Task to carry out: Quote every line of the material beneath this one.

(Figure contents as structured data)
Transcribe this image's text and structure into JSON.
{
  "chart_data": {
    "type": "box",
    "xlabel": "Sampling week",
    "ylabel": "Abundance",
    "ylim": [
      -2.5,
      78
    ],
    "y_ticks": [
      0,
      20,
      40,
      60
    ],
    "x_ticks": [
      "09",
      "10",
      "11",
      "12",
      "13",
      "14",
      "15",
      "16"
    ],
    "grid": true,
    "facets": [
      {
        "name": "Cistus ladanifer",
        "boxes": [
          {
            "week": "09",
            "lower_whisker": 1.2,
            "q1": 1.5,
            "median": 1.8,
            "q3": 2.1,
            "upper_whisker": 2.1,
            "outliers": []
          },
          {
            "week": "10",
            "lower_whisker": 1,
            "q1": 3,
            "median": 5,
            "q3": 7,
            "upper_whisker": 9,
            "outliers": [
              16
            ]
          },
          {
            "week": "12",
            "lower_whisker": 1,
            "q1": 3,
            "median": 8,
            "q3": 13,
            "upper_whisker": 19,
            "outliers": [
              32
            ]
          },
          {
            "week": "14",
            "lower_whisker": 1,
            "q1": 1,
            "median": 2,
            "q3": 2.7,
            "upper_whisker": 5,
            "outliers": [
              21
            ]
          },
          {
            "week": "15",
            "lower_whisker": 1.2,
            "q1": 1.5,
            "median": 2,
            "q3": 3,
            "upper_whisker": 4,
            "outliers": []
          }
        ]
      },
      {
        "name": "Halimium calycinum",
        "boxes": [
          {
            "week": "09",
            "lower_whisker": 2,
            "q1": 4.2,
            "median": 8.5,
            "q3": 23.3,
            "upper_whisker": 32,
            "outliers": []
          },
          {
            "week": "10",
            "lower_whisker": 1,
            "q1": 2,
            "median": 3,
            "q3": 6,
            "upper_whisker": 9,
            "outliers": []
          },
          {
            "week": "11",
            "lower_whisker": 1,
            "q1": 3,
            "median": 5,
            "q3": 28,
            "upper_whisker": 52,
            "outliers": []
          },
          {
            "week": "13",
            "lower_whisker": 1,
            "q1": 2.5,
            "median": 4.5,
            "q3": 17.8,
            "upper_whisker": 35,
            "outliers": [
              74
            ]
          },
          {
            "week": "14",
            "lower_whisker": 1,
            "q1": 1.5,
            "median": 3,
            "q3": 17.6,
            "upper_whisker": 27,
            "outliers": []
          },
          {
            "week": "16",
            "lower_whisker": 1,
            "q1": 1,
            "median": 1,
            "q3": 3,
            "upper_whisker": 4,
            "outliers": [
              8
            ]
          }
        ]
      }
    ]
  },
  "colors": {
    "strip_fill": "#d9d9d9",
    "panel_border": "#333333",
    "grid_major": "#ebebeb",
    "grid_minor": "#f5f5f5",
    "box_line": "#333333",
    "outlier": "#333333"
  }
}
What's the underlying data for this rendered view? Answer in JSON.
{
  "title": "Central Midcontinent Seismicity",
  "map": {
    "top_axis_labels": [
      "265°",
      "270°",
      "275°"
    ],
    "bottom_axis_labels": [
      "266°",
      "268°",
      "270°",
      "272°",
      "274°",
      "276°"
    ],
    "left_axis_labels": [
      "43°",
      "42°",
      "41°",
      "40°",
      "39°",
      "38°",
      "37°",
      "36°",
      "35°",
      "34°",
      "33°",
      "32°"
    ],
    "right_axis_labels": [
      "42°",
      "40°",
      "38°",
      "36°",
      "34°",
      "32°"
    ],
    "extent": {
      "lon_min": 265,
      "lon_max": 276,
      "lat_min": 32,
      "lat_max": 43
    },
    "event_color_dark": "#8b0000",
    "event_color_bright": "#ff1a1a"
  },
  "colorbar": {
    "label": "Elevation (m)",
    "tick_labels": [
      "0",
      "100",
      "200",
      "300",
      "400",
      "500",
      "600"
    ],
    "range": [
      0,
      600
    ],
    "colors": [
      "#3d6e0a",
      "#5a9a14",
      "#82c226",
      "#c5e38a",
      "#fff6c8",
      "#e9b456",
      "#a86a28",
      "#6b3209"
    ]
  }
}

Response to the exercise:
Transcribe this image's text and structure into JSON.
{
  "chart_data": {
    "type": "box",
    "xlabel": "Sampling week",
    "ylabel": "Abundance",
    "ylim": [
      -2.5,
      78
    ],
    "y_ticks": [
      0,
      20,
      40,
      60
    ],
    "x_ticks": [
      "09",
      "10",
      "11",
      "12",
      "13",
      "14",
      "15",
      "16"
    ],
    "grid": true,
    "facets": [
      {
        "name": "Cistus ladanifer",
        "boxes": [
          {
            "week": "09",
            "lower_whisker": 1.2,
            "q1": 1.5,
            "median": 1.8,
            "q3": 2.1,
            "upper_whisker": 2.1,
            "outliers": []
          },
          {
            "week": "10",
            "lower_whisker": 1,
            "q1": 3,
            "median": 5,
            "q3": 7,
            "upper_whisker": 9,
            "outliers": [
              16
            ]
          },
          {
            "week": "12",
            "lower_whisker": 1,
            "q1": 3,
            "median": 8,
            "q3": 13,
            "upper_whisker": 19,
            "outliers": [
              32
            ]
          },
          {
            "week": "14",
            "lower_whisker": 1,
            "q1": 1,
            "median": 2,
            "q3": 2.7,
            "upper_whisker": 5,
            "outliers": [
              21
            ]
          },
          {
            "week": "15",
            "lower_whisker": 1.2,
            "q1": 1.5,
            "median": 2,
            "q3": 3,
            "upper_whisker": 4,
            "outliers": []
          }
        ]
      },
      {
        "name": "Halimium calycinum",
        "boxes": [
          {
            "week": "09",
            "lower_whisker": 2,
            "q1": 4.2,
            "median": 8.5,
            "q3": 23.3,
            "upper_whisker": 32,
            "outliers": []
          },
          {
            "week": "10",
            "lower_whisker": 1,
            "q1": 2,
            "median": 3,
            "q3": 6,
            "upper_whisker": 9,
            "outliers": []
          },
          {
            "week": "11",
            "lower_whisker": 1,
            "q1": 3,
            "median": 5,
            "q3": 28,
            "upper_whisker": 52,
            "outliers": []
          },
          {
            "week": "13",
            "lower_whisker": 1,
            "q1": 2.5,
            "median": 4.5,
            "q3": 17.8,
            "upper_whisker": 35,
            "outliers": [
              74
            ]
          },
          {
            "week": "14",
            "lower_whisker": 1,
            "q1": 1.5,
            "median": 3,
            "q3": 17.6,
            "upper_whisker": 27,
            "outliers": []
          },
          {
            "week": "16",
            "lower_whisker": 1,
            "q1": 1,
            "median": 1,
            "q3": 3,
            "upper_whisker": 4,
            "outliers": [
              8
            ]
          }
        ]
      }
    ]
  },
  "colors": {
    "strip_fill": "#d9d9d9",
    "panel_border": "#333333",
    "grid_major": "#ebebeb",
    "grid_minor": "#f5f5f5",
    "box_line": "#333333",
    "outlier": "#333333"
  }
}
What's the underlying data for this rendered view? Answer in JSON.
{
  "title": "Central Midcontinent Seismicity",
  "map": {
    "top_axis_labels": [
      "265°",
      "270°",
      "275°"
    ],
    "bottom_axis_labels": [
      "266°",
      "268°",
      "270°",
      "272°",
      "274°",
      "276°"
    ],
    "left_axis_labels": [
      "43°",
      "42°",
      "41°",
      "40°",
      "39°",
      "38°",
      "37°",
      "36°",
      "35°",
      "34°",
      "33°",
      "32°"
    ],
    "right_axis_labels": [
      "42°",
      "40°",
      "38°",
      "36°",
      "34°",
      "32°"
    ],
    "extent": {
      "lon_min": 265,
      "lon_max": 276,
      "lat_min": 32,
      "lat_max": 43
    },
    "event_color_dark": "#8b0000",
    "event_color_bright": "#ff1a1a"
  },
  "colorbar": {
    "label": "Elevation (m)",
    "tick_labels": [
      "0",
      "100",
      "200",
      "300",
      "400",
      "500",
      "600"
    ],
    "range": [
      0,
      600
    ],
    "colors": [
      "#3d6e0a",
      "#5a9a14",
      "#82c226",
      "#c5e38a",
      "#fff6c8",
      "#e9b456",
      "#a86a28",
      "#6b3209"
    ]
  }
}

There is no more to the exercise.